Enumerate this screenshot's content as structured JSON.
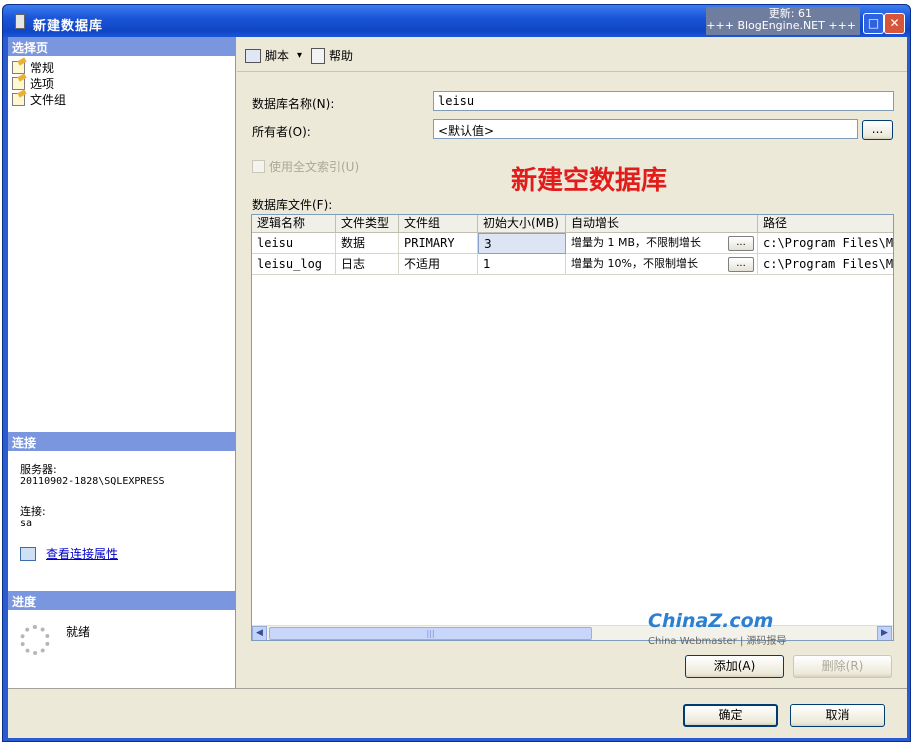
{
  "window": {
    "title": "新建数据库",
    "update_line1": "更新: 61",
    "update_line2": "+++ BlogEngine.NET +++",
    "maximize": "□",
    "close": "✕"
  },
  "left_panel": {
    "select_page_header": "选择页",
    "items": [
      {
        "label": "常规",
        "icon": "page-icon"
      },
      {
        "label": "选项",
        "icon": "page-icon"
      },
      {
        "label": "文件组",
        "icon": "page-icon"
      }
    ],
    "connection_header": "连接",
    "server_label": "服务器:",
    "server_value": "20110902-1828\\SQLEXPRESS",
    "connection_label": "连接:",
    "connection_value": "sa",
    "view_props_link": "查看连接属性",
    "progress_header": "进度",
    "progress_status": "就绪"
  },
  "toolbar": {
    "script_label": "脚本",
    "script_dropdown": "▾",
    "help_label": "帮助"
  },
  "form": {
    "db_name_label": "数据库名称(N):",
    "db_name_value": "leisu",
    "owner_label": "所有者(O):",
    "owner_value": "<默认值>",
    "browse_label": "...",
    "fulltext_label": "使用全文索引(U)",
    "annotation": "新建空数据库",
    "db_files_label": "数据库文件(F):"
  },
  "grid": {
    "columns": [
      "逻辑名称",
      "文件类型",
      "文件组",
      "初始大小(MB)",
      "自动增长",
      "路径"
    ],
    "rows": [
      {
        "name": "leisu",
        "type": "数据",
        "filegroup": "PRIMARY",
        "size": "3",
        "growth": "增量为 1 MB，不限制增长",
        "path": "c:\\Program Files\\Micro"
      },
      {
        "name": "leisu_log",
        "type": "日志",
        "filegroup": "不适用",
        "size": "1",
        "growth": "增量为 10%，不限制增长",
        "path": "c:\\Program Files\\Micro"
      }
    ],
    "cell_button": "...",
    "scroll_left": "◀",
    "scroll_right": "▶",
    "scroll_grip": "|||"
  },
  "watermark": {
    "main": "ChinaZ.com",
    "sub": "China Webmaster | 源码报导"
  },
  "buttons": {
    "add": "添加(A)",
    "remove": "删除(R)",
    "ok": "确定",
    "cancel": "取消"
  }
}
--
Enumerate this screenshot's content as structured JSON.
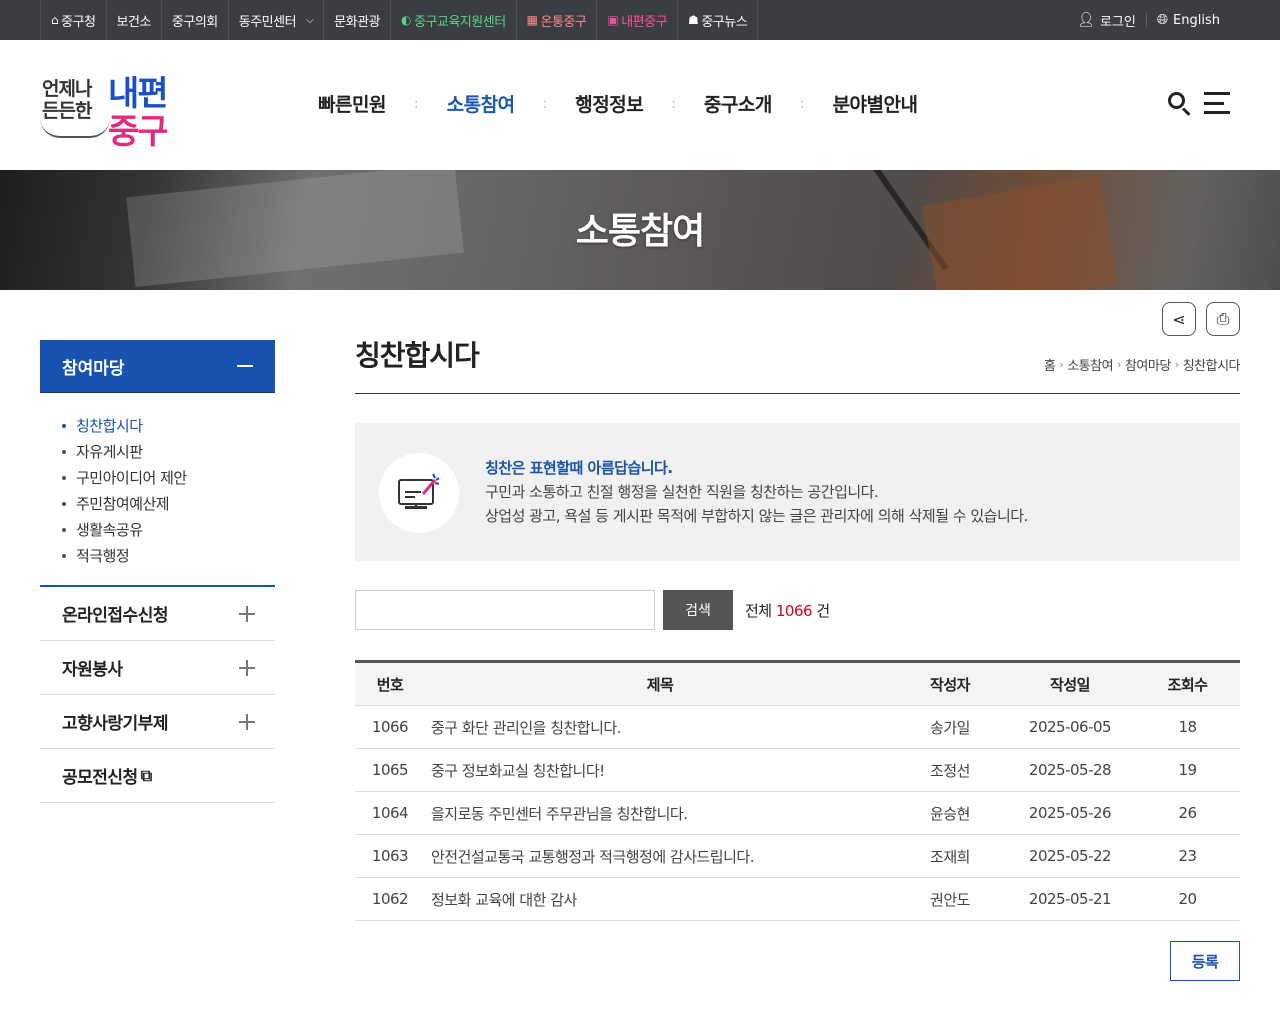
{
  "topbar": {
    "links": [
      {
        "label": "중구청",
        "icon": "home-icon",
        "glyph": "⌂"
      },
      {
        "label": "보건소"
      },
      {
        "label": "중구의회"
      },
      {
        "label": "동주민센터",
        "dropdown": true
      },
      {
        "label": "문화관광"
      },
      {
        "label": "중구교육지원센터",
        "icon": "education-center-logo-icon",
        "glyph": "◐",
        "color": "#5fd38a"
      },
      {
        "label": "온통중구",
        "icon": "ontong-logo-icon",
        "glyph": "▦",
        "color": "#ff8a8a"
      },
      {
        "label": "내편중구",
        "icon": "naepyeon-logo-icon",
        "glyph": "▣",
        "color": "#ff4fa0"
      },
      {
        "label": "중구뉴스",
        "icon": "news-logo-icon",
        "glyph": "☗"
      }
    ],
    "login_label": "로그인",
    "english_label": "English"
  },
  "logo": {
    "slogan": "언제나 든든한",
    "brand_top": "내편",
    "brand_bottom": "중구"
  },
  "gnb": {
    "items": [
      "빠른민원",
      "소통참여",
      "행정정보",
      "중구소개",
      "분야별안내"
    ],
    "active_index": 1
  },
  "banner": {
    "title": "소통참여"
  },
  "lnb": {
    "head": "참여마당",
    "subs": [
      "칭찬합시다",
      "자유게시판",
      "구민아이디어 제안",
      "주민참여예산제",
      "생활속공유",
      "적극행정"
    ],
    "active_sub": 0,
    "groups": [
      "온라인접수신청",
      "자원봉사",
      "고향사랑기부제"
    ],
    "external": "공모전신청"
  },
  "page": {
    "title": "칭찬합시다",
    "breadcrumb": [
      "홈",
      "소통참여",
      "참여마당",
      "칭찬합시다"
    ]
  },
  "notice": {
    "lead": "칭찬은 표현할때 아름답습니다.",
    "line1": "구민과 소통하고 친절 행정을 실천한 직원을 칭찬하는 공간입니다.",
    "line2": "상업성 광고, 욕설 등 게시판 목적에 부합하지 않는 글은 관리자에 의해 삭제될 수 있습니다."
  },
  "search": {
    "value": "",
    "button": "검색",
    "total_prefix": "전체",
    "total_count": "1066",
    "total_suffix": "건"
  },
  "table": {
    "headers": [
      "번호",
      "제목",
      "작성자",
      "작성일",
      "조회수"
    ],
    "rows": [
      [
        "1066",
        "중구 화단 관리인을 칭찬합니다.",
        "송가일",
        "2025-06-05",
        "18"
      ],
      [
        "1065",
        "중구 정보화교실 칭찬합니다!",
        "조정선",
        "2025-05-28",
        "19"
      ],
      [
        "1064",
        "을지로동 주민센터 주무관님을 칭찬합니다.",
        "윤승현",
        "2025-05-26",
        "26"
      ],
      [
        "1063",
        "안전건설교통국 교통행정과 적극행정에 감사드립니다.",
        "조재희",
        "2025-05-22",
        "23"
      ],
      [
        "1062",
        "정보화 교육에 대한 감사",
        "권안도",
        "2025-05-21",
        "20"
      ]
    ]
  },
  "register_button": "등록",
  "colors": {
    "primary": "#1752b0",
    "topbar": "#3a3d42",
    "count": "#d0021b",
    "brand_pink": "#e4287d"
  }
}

= TASK BRIEF =
Check every line of the entries above for the word "icon" and report how many lines contain it, giving the number only.

= EXERCISE RESULT =
8